━━━━━ Text passage ━━━━━

Here we describe how to finetune Wav2Lip-HQ super resolution model on your own videos which may sometimes be necessary for obtaining high-quality result. You can find more details in [our GitHub repository](https://github.com/Markfryazino/wav2lip-hq).

## First of all, clone the repository and load all required models.

In [None]:
!git clone https://github.com/Markfryazino/wav2lip-hq.git
%cd wav2lip-hq
!pip3 install gdown
!pip3 install -r requirements.txt

!wget "https://www.adrianbulat.com/downloads/python-fan/s3fd-619a316812.pth" -O "face_detection/detection/sfd/s3fd.pth"

In [None]:
import gdown

urls = {
    "wav2lip_gan.pth": "10Iu05Modfti3pDbxCFPnofmfVlbkvrCm",
    "face_segmentation.pth": "154JgKpzCPW82qINcVieuPH3fZ2e0P812",
    "esrgan_yunying.pth": "1aB-jqBikcZPJnFrJXWUEpvF2RFCuerSe",
    "pretrained.state": "1_MGeOLdARWHylC1PCU2p5_FQztD4Bo7B"

━━━━━ Provided information ━━━━━

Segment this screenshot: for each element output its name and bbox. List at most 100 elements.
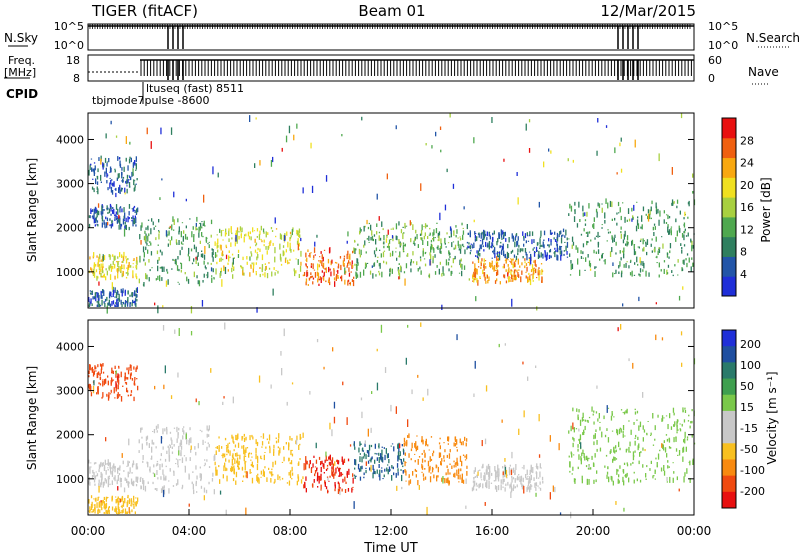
data-cell — [110, 120, 112, 125]
data-cell — [626, 261, 628, 263]
data-cell — [199, 240, 201, 244]
data-cell — [646, 433, 648, 436]
data-cell — [506, 256, 508, 260]
data-cell — [379, 262, 381, 269]
data-cell — [121, 453, 123, 458]
data-cell — [631, 239, 634, 245]
data-cell — [207, 243, 209, 245]
data-cell — [204, 441, 206, 443]
data-cell — [681, 233, 684, 238]
data-cell — [317, 272, 320, 279]
data-cell — [650, 435, 652, 436]
data-cell — [340, 264, 342, 271]
data-cell — [655, 334, 657, 341]
data-cell — [331, 259, 333, 264]
data-cell — [200, 473, 202, 480]
data-cell — [441, 304, 443, 310]
data-cell — [323, 366, 325, 370]
data-cell — [218, 465, 220, 468]
data-cell — [149, 466, 151, 473]
data-cell — [517, 236, 519, 241]
nave-label: Nave — [748, 65, 779, 79]
data-cell — [232, 463, 234, 465]
data-cell — [640, 226, 642, 229]
data-cell — [633, 274, 636, 276]
data-cell — [614, 450, 616, 454]
data-cell — [477, 471, 479, 476]
data-cell — [639, 273, 641, 277]
data-cell — [578, 438, 580, 441]
data-cell — [234, 458, 236, 465]
data-cell — [168, 227, 170, 229]
data-cell — [127, 297, 129, 303]
data-cell — [211, 248, 213, 251]
data-cell — [254, 249, 257, 253]
data-cell — [120, 224, 123, 227]
data-cell — [476, 255, 479, 258]
data-cell — [511, 280, 513, 282]
data-cell — [588, 465, 590, 468]
data-cell — [100, 368, 102, 374]
data-cell — [155, 465, 158, 467]
data-cell — [430, 254, 432, 260]
data-cell — [440, 243, 443, 249]
data-cell — [483, 472, 486, 475]
data-cell — [419, 256, 422, 259]
data-cell — [401, 486, 403, 490]
data-cell — [535, 492, 537, 497]
data-cell — [89, 290, 91, 292]
data-cell — [268, 467, 270, 470]
data-cell — [228, 238, 230, 242]
data-cell — [478, 483, 480, 489]
data-cell — [388, 246, 390, 251]
data-cell — [117, 467, 119, 474]
data-cell — [116, 177, 118, 181]
data-cell — [319, 475, 321, 481]
data-cell — [159, 267, 161, 269]
data-cell — [559, 245, 561, 251]
data-cell — [490, 245, 492, 248]
data-cell — [616, 468, 618, 475]
data-cell — [117, 496, 119, 499]
data-cell — [474, 272, 476, 278]
data-cell — [212, 166, 214, 175]
data-cell — [667, 424, 669, 430]
data-cell — [225, 509, 227, 516]
data-cell — [684, 472, 686, 477]
data-cell — [496, 261, 499, 268]
data-cell — [549, 435, 551, 442]
data-cell — [96, 175, 99, 180]
data-cell — [516, 269, 518, 273]
data-cell — [319, 260, 321, 264]
data-cell — [561, 235, 563, 238]
data-cell — [522, 484, 524, 487]
data-cell — [222, 239, 224, 241]
data-cell — [129, 499, 131, 504]
data-cell — [372, 472, 374, 479]
data-cell — [121, 180, 123, 182]
data-cell — [219, 228, 221, 233]
data-cell — [528, 148, 531, 153]
data-cell — [689, 425, 691, 429]
data-cell — [223, 265, 225, 271]
data-cell — [372, 273, 374, 279]
data-cell — [400, 469, 402, 471]
data-cell — [235, 230, 237, 236]
data-cell — [387, 229, 389, 235]
data-cell — [106, 217, 109, 222]
data-cell — [137, 497, 139, 502]
data-cell — [458, 469, 460, 475]
data-cell — [503, 274, 506, 279]
data-cell — [218, 449, 220, 452]
data-cell — [131, 219, 133, 222]
data-cell — [420, 322, 422, 327]
data-cell — [447, 242, 450, 244]
data-cell — [361, 465, 363, 470]
data-cell — [462, 230, 465, 235]
data-cell — [457, 240, 459, 247]
data-cell — [648, 272, 650, 277]
data-cell — [325, 451, 327, 457]
data-cell — [533, 239, 535, 243]
data-cell — [621, 250, 624, 253]
data-cell — [580, 460, 582, 465]
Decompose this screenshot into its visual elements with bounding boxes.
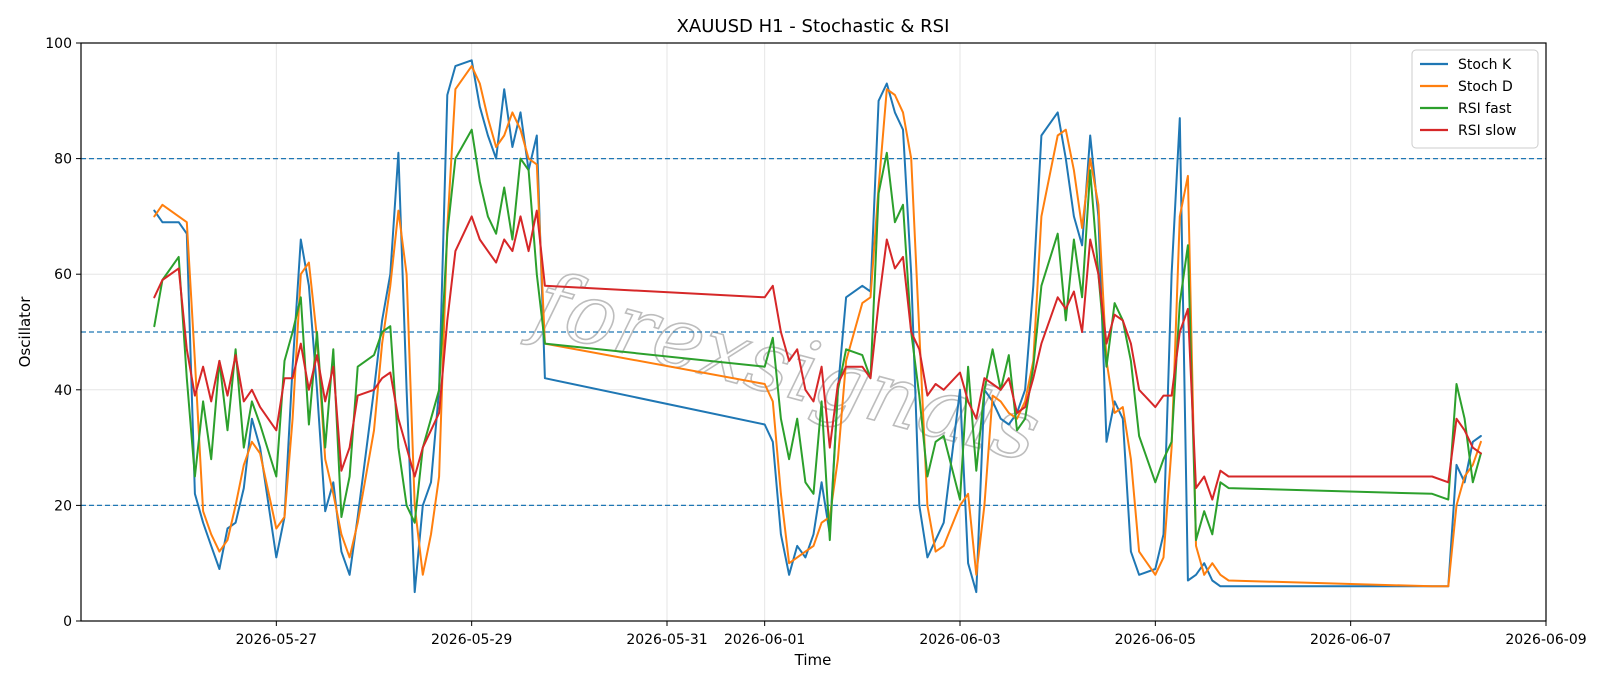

━━━━━

Tasks to perform:
(a) List every line in the Wav2Lip-HQ finetuning text that begins with an exclamation mark.
(b) From the Wav2Lip-HQ finetuning text, return the passage starting at "Here we describe" and ending at "all required models.".

Complete answers:
(a)
!git clone https://github.com/Markfryazino/wav2lip-hq.git
!pip3 install gdown
!pip3 install -r requirements.txt
!wget "https://www.adrianbulat.com/downloads/python-fan/s3fd-619a316812.pth" -O "face_detection/detection/sfd/s3fd.pth"

(b)
Here we describe how to finetune Wav2Lip-HQ super resolution model on your own videos which may sometimes be necessary for obtaining high-quality result. You can find more details in [our GitHub repository](https://github.com/Markfryazino/wav2lip-hq).

## First of all, clone the repository and load all required models.